Using the records below, report how many lines hold "archivos", with no extra text.

** BEGIN PROVIDED INFORMATION **

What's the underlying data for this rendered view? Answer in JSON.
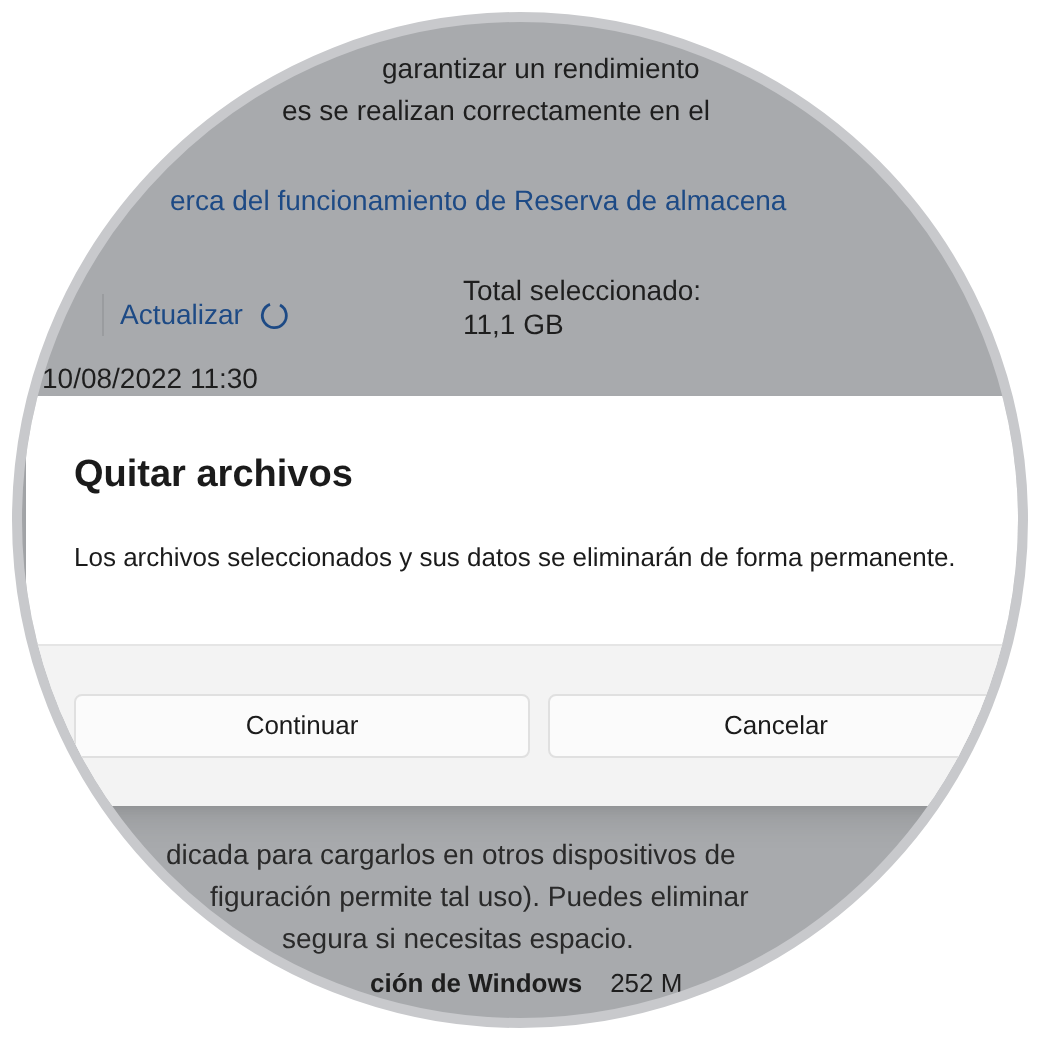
{
  "background": {
    "description_lines": [
      "garantizar un rendimiento",
      "es se realizan correctamente en el"
    ],
    "link": "erca del funcionamiento de Reserva de almacena",
    "refresh_button": "Actualizar",
    "total_selected": "Total seleccionado: 11,1 GB",
    "date": "10/08/2022 11:30",
    "lower_lines": [
      "dicada para cargarlos en otros dispositivos de",
      "figuración permite tal uso). Puedes eliminar",
      "segura si necesitas espacio."
    ],
    "item": {
      "name": "ción de Windows",
      "size": "252 M"
    }
  },
  "dialog": {
    "title": "Quitar archivos",
    "message": "Los archivos seleccionados y sus datos se eliminarán de forma permanente.",
    "buttons": [
      {
        "label": "Continuar"
      },
      {
        "label": "Cancelar"
      }
    ]
  }
}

** END PROVIDED INFORMATION **

[COMPLETE ANSWER]
2